----- PROVIDED DATA -----
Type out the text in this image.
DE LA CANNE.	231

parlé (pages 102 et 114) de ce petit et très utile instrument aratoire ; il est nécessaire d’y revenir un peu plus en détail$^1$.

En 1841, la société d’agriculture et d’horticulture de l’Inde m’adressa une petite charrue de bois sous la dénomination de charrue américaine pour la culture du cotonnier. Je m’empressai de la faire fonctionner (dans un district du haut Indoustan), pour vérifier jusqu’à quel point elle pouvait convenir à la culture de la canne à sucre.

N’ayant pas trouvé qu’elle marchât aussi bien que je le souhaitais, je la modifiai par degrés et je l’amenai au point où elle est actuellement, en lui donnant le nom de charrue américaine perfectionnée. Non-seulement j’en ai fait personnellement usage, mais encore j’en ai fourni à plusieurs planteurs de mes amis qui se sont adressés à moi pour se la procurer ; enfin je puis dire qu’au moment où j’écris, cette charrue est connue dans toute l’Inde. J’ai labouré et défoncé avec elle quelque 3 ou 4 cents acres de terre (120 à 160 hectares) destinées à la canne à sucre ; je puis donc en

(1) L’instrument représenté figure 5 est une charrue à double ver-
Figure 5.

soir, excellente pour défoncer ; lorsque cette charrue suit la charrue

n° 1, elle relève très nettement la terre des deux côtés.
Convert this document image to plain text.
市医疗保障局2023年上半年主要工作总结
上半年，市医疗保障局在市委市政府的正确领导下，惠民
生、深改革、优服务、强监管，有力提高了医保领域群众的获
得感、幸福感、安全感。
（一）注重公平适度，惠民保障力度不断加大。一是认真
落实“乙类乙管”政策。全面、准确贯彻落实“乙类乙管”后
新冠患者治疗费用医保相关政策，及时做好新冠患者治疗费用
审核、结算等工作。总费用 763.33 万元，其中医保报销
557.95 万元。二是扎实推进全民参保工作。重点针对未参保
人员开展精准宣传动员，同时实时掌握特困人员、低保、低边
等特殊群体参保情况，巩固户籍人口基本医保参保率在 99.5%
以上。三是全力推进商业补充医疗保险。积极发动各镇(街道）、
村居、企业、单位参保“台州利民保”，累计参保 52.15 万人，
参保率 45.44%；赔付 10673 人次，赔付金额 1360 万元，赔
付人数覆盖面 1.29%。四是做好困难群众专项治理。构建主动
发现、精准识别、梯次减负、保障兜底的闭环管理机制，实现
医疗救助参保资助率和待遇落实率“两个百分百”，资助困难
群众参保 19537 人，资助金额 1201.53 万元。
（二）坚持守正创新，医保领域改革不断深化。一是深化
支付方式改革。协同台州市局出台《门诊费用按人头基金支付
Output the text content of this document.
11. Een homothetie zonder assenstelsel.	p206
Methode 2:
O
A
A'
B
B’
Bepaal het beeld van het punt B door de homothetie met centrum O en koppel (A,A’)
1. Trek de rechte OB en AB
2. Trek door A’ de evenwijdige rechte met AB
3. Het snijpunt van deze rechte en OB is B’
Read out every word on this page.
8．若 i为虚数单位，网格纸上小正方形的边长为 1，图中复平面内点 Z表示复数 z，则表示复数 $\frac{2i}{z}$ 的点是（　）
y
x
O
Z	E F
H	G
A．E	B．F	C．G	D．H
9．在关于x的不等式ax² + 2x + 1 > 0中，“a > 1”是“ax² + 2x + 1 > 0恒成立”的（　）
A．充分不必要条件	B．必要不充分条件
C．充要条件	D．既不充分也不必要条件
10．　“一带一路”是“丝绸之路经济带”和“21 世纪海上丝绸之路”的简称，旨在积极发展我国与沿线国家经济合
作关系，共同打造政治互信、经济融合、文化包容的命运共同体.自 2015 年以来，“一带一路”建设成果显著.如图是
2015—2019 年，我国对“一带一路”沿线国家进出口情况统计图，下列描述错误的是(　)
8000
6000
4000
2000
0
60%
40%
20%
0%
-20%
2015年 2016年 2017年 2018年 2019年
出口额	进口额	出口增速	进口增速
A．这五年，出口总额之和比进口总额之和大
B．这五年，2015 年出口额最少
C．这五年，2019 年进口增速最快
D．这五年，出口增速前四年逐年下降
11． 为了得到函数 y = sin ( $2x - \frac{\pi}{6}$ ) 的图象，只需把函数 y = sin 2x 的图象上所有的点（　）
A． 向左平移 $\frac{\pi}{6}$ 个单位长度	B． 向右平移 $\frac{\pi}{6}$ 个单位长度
-----
Write out each line of the data above again, exactly as given.

Type out the text in this image.
DE LA CANNE.	231

parlé (pages 102 et 114) de ce petit et très utile instrument aratoire ; il est nécessaire d’y revenir un peu plus en détail$^1$.

En 1841, la société d’agriculture et d’horticulture de l’Inde m’adressa une petite charrue de bois sous la dénomination de charrue américaine pour la culture du cotonnier. Je m’empressai de la faire fonctionner (dans un district du haut Indoustan), pour vérifier jusqu’à quel point elle pouvait convenir à la culture de la canne à sucre.

N’ayant pas trouvé qu’elle marchât aussi bien que je le souhaitais, je la modifiai par degrés et je l’amenai au point où elle est actuellement, en lui donnant le nom de charrue américaine perfectionnée. Non-seulement j’en ai fait personnellement usage, mais encore j’en ai fourni à plusieurs planteurs de mes amis qui se sont adressés à moi pour se la procurer ; enfin je puis dire qu’au moment où j’écris, cette charrue est connue dans toute l’Inde. J’ai labouré et défoncé avec elle quelque 3 ou 4 cents acres de terre (120 à 160 hectares) destinées à la canne à sucre ; je puis donc en

(1) L’instrument représenté figure 5 est une charrue à double ver-
Figure 5.

soir, excellente pour défoncer ; lorsque cette charrue suit la charrue

n° 1, elle relève très nettement la terre des deux côtés.
Convert this document image to plain text.
市医疗保障局2023年上半年主要工作总结
上半年，市医疗保障局在市委市政府的正确领导下，惠民
生、深改革、优服务、强监管，有力提高了医保领域群众的获
得感、幸福感、安全感。
（一）注重公平适度，惠民保障力度不断加大。一是认真
落实“乙类乙管”政策。全面、准确贯彻落实“乙类乙管”后
新冠患者治疗费用医保相关政策，及时做好新冠患者治疗费用
审核、结算等工作。总费用 763.33 万元，其中医保报销
557.95 万元。二是扎实推进全民参保工作。重点针对未参保
人员开展精准宣传动员，同时实时掌握特困人员、低保、低边
等特殊群体参保情况，巩固户籍人口基本医保参保率在 99.5%
以上。三是全力推进商业补充医疗保险。积极发动各镇(街道）、
村居、企业、单位参保“台州利民保”，累计参保 52.15 万人，
参保率 45.44%；赔付 10673 人次，赔付金额 1360 万元，赔
付人数覆盖面 1.29%。四是做好困难群众专项治理。构建主动
发现、精准识别、梯次减负、保障兜底的闭环管理机制，实现
医疗救助参保资助率和待遇落实率“两个百分百”，资助困难
群众参保 19537 人，资助金额 1201.53 万元。
（二）坚持守正创新，医保领域改革不断深化。一是深化
支付方式改革。协同台州市局出台《门诊费用按人头基金支付
Output the text content of this document.
11. Een homothetie zonder assenstelsel.	p206
Methode 2:
O
A
A'
B
B’
Bepaal het beeld van het punt B door de homothetie met centrum O en koppel (A,A’)
1. Trek de rechte OB en AB
2. Trek door A’ de evenwijdige rechte met AB
3. Het snijpunt van deze rechte en OB is B’
Read out every word on this page.
8．若 i为虚数单位，网格纸上小正方形的边长为 1，图中复平面内点 Z表示复数 z，则表示复数 $\frac{2i}{z}$ 的点是（　）
y
x
O
Z	E F
H	G
A．E	B．F	C．G	D．H
9．在关于x的不等式ax² + 2x + 1 > 0中，“a > 1”是“ax² + 2x + 1 > 0恒成立”的（　）
A．充分不必要条件	B．必要不充分条件
C．充要条件	D．既不充分也不必要条件
10．　“一带一路”是“丝绸之路经济带”和“21 世纪海上丝绸之路”的简称，旨在积极发展我国与沿线国家经济合
作关系，共同打造政治互信、经济融合、文化包容的命运共同体.自 2015 年以来，“一带一路”建设成果显著.如图是
2015—2019 年，我国对“一带一路”沿线国家进出口情况统计图，下列描述错误的是(　)
8000
6000
4000
2000
0
60%
40%
20%
0%
-20%
2015年 2016年 2017年 2018年 2019年
出口额	进口额	出口增速	进口增速
A．这五年，出口总额之和比进口总额之和大
B．这五年，2015 年出口额最少
C．这五年，2019 年进口增速最快
D．这五年，出口增速前四年逐年下降
11． 为了得到函数 y = sin ( $2x - \frac{\pi}{6}$ ) 的图象，只需把函数 y = sin 2x 的图象上所有的点（　）
A． 向左平移 $\frac{\pi}{6}$ 个单位长度	B． 向右平移 $\frac{\pi}{6}$ 个单位长度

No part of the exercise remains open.